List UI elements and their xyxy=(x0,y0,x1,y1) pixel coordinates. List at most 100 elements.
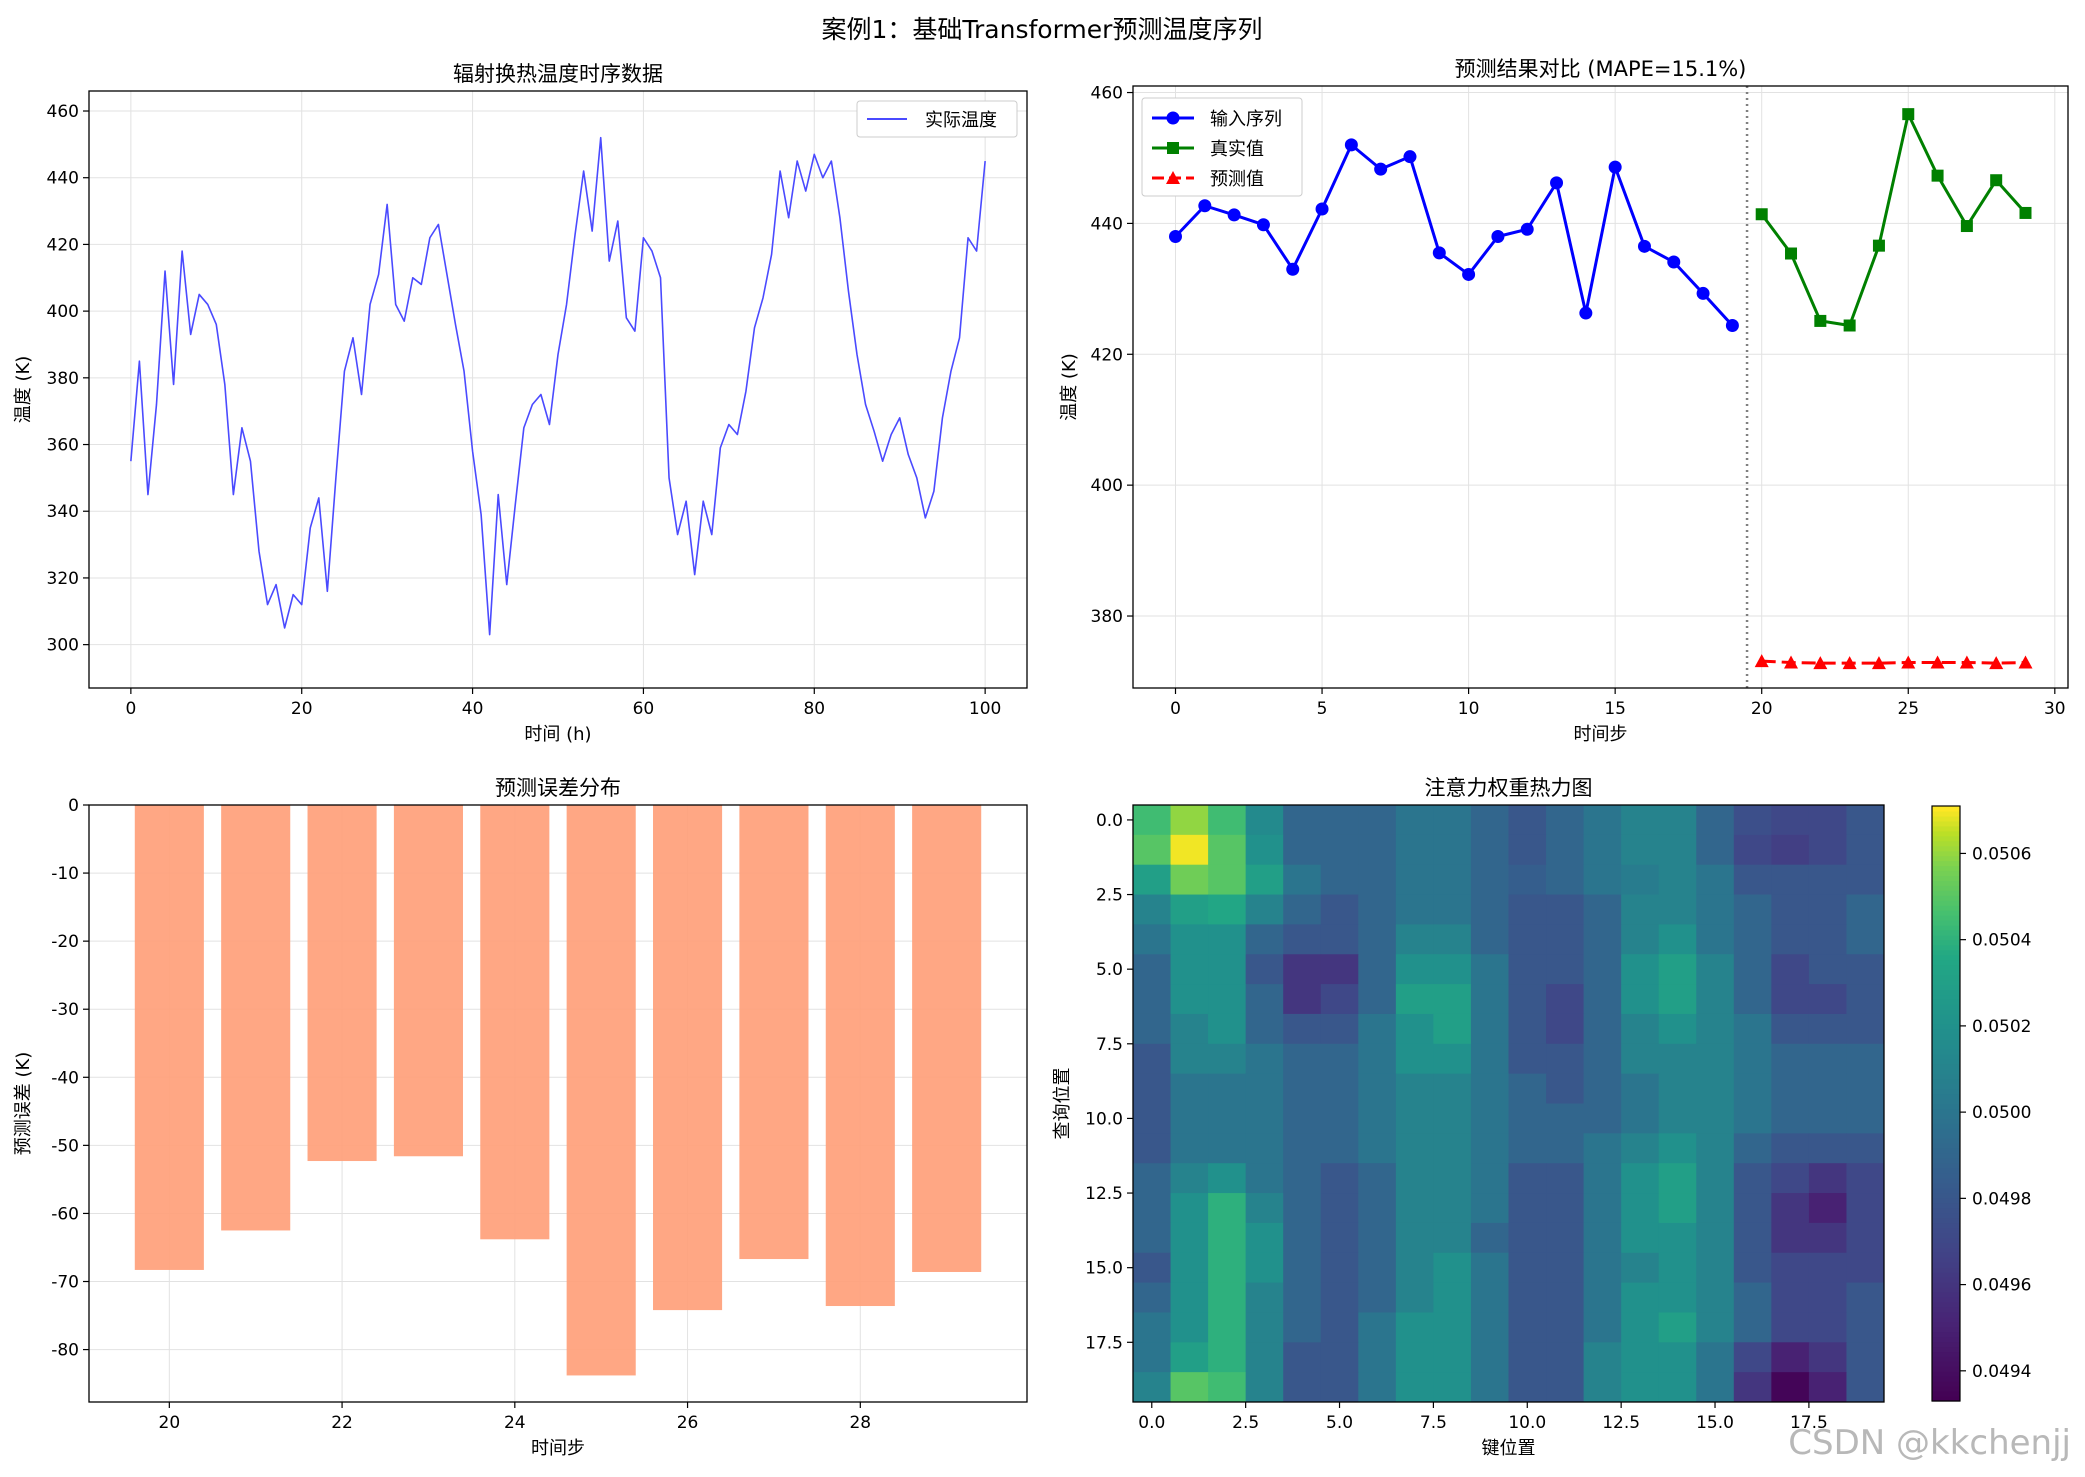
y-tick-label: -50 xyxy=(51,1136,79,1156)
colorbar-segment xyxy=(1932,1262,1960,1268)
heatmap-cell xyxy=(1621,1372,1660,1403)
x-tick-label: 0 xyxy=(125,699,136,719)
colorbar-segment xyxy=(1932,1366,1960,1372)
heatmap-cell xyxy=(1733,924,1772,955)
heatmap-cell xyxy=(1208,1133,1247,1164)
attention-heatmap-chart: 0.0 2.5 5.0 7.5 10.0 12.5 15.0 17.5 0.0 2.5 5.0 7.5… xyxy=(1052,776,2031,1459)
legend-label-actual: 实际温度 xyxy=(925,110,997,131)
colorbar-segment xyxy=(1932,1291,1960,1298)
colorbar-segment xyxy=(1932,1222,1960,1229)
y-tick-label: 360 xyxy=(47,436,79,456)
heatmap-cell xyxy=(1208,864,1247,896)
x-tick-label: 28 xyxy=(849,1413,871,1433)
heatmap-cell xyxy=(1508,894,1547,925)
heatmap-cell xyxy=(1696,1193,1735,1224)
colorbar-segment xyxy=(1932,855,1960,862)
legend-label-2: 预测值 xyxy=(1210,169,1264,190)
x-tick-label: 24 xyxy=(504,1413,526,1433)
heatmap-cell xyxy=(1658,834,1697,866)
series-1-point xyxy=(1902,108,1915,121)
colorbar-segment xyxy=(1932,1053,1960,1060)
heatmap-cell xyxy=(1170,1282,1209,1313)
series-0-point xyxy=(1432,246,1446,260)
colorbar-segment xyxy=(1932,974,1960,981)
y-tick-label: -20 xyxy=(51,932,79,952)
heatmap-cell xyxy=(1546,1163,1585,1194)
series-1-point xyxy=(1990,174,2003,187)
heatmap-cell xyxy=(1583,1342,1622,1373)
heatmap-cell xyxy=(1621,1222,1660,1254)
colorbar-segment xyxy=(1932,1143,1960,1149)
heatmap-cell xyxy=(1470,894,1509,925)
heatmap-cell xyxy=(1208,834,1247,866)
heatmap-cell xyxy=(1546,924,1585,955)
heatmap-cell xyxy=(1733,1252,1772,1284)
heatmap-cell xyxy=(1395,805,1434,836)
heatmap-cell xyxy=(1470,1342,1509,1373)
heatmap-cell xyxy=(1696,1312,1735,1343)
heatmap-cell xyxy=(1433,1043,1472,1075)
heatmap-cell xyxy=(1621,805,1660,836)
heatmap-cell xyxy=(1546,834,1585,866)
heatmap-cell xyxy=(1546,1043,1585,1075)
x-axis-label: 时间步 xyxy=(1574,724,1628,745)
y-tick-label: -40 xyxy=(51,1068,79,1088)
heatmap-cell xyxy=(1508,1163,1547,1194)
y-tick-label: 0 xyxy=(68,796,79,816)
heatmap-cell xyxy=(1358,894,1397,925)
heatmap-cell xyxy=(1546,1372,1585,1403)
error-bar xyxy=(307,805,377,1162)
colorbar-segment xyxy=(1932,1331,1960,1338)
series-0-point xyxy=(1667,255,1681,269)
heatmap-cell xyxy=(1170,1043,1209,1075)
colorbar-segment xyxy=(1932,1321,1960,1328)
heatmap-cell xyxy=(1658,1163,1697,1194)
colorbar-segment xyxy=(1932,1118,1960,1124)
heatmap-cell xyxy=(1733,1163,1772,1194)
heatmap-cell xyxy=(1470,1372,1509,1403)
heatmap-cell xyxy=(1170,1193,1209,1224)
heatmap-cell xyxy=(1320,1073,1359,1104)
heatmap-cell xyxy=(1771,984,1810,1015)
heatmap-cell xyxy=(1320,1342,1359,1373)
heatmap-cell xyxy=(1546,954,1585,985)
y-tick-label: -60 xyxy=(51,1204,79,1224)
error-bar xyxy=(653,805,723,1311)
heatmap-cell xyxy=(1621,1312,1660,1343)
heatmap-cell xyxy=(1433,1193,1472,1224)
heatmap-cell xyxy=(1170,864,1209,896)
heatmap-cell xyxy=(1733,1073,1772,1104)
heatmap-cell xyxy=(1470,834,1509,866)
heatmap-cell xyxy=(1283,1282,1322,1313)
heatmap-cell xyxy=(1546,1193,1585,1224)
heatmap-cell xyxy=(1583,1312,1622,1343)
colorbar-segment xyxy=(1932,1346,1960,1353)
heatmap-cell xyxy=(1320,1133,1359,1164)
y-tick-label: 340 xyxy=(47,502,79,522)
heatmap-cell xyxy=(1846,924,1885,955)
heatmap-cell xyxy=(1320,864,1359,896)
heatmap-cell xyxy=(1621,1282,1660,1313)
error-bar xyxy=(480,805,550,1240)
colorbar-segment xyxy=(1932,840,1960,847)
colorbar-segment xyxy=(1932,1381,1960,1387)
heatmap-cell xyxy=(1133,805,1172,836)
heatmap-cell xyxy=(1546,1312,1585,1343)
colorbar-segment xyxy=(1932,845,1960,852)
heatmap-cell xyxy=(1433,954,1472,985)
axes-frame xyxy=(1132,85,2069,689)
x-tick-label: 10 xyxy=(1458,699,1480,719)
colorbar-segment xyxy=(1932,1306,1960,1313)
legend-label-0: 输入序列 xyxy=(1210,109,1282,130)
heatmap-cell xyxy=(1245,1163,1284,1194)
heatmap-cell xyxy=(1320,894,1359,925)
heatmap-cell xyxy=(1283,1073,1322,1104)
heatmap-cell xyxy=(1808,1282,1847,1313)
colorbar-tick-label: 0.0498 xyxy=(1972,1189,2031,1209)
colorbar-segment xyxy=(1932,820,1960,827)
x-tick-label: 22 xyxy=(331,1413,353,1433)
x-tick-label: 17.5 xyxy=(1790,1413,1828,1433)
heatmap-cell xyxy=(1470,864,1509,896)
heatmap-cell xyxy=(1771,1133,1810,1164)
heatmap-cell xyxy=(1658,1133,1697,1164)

--

Instructions for the task: Copy every line of the data above word for word, omitting only the picture.

Answer to the exercise:
List UI elements and their xyxy=(x0,y0,x1,y1) pixel coordinates. List at most 100 elements.
y-tick-label: -50 xyxy=(51,1136,79,1156)
colorbar-segment xyxy=(1932,1262,1960,1268)
heatmap-cell xyxy=(1621,1372,1660,1403)
x-tick-label: 0 xyxy=(125,699,136,719)
colorbar-segment xyxy=(1932,1366,1960,1372)
heatmap-cell xyxy=(1733,924,1772,955)
heatmap-cell xyxy=(1208,1133,1247,1164)
attention-heatmap-chart: 0.0 2.5 5.0 7.5 10.0 12.5 15.0 17.5 0.0 2.5 5.0 7.5… xyxy=(1052,776,2031,1459)
legend-label-actual: 实际温度 xyxy=(925,110,997,131)
colorbar-segment xyxy=(1932,1291,1960,1298)
colorbar-segment xyxy=(1932,1222,1960,1229)
y-tick-label: 360 xyxy=(47,436,79,456)
heatmap-cell xyxy=(1208,864,1247,896)
x-tick-label: 28 xyxy=(849,1413,871,1433)
heatmap-cell xyxy=(1508,894,1547,925)
heatmap-cell xyxy=(1696,1193,1735,1224)
colorbar-segment xyxy=(1932,855,1960,862)
legend-label-2: 预测值 xyxy=(1210,169,1264,190)
x-tick-label: 24 xyxy=(504,1413,526,1433)
heatmap-cell xyxy=(1658,834,1697,866)
series-1-point xyxy=(1902,108,1915,121)
colorbar-segment xyxy=(1932,1053,1960,1060)
heatmap-cell xyxy=(1170,1282,1209,1313)
series-0-point xyxy=(1432,246,1446,260)
colorbar-segment xyxy=(1932,974,1960,981)
y-tick-label: -20 xyxy=(51,932,79,952)
heatmap-cell xyxy=(1546,1163,1585,1194)
series-1-point xyxy=(1990,174,2003,187)
heatmap-cell xyxy=(1583,1342,1622,1373)
heatmap-cell xyxy=(1621,1222,1660,1254)
colorbar-segment xyxy=(1932,1143,1960,1149)
heatmap-cell xyxy=(1470,894,1509,925)
heatmap-cell xyxy=(1208,834,1247,866)
heatmap-cell xyxy=(1546,924,1585,955)
heatmap-cell xyxy=(1733,1252,1772,1284)
heatmap-cell xyxy=(1395,805,1434,836)
heatmap-cell xyxy=(1470,1342,1509,1373)
heatmap-cell xyxy=(1696,1312,1735,1343)
heatmap-cell xyxy=(1433,1043,1472,1075)
heatmap-cell xyxy=(1621,805,1660,836)
heatmap-cell xyxy=(1546,834,1585,866)
heatmap-cell xyxy=(1546,1043,1585,1075)
x-axis-label: 时间步 xyxy=(1574,724,1628,745)
y-tick-label: -40 xyxy=(51,1068,79,1088)
heatmap-cell xyxy=(1508,1163,1547,1194)
y-tick-label: 0 xyxy=(68,796,79,816)
heatmap-cell xyxy=(1358,894,1397,925)
heatmap-cell xyxy=(1546,1372,1585,1403)
error-bar xyxy=(307,805,377,1162)
colorbar-segment xyxy=(1932,1331,1960,1338)
series-0-point xyxy=(1667,255,1681,269)
heatmap-cell xyxy=(1170,1043,1209,1075)
colorbar-segment xyxy=(1932,1321,1960,1328)
heatmap-cell xyxy=(1658,1163,1697,1194)
colorbar-segment xyxy=(1932,1118,1960,1124)
heatmap-cell xyxy=(1733,1163,1772,1194)
heatmap-cell xyxy=(1470,1372,1509,1403)
heatmap-cell xyxy=(1170,1193,1209,1224)
heatmap-cell xyxy=(1320,1073,1359,1104)
heatmap-cell xyxy=(1771,984,1810,1015)
heatmap-cell xyxy=(1320,1342,1359,1373)
heatmap-cell xyxy=(1546,954,1585,985)
y-tick-label: -60 xyxy=(51,1204,79,1224)
error-bar xyxy=(653,805,723,1311)
heatmap-cell xyxy=(1621,1312,1660,1343)
heatmap-cell xyxy=(1433,1193,1472,1224)
heatmap-cell xyxy=(1170,864,1209,896)
heatmap-cell xyxy=(1733,1073,1772,1104)
heatmap-cell xyxy=(1470,834,1509,866)
heatmap-cell xyxy=(1283,1282,1322,1313)
heatmap-cell xyxy=(1546,1193,1585,1224)
heatmap-cell xyxy=(1583,1312,1622,1343)
colorbar-segment xyxy=(1932,1346,1960,1353)
heatmap-cell xyxy=(1320,1133,1359,1164)
y-tick-label: 340 xyxy=(47,502,79,522)
heatmap-cell xyxy=(1846,924,1885,955)
heatmap-cell xyxy=(1320,864,1359,896)
heatmap-cell xyxy=(1621,1282,1660,1313)
error-bar xyxy=(480,805,550,1240)
colorbar-segment xyxy=(1932,840,1960,847)
colorbar-segment xyxy=(1932,1381,1960,1387)
heatmap-cell xyxy=(1133,805,1172,836)
heatmap-cell xyxy=(1546,1312,1585,1343)
colorbar-segment xyxy=(1932,845,1960,852)
heatmap-cell xyxy=(1433,954,1472,985)
axes-frame xyxy=(1132,85,2069,689)
x-tick-label: 10 xyxy=(1458,699,1480,719)
colorbar-segment xyxy=(1932,1306,1960,1313)
legend-label-0: 输入序列 xyxy=(1210,109,1282,130)
heatmap-cell xyxy=(1245,1163,1284,1194)
heatmap-cell xyxy=(1320,894,1359,925)
heatmap-cell xyxy=(1283,1073,1322,1104)
heatmap-cell xyxy=(1808,1282,1847,1313)
colorbar-tick-label: 0.0498 xyxy=(1972,1189,2031,1209)
colorbar-segment xyxy=(1932,820,1960,827)
x-tick-label: 22 xyxy=(331,1413,353,1433)
x-tick-label: 17.5 xyxy=(1790,1413,1828,1433)
heatmap-cell xyxy=(1470,864,1509,896)
heatmap-cell xyxy=(1771,1133,1810,1164)
heatmap-cell xyxy=(1658,1133,1697,1164)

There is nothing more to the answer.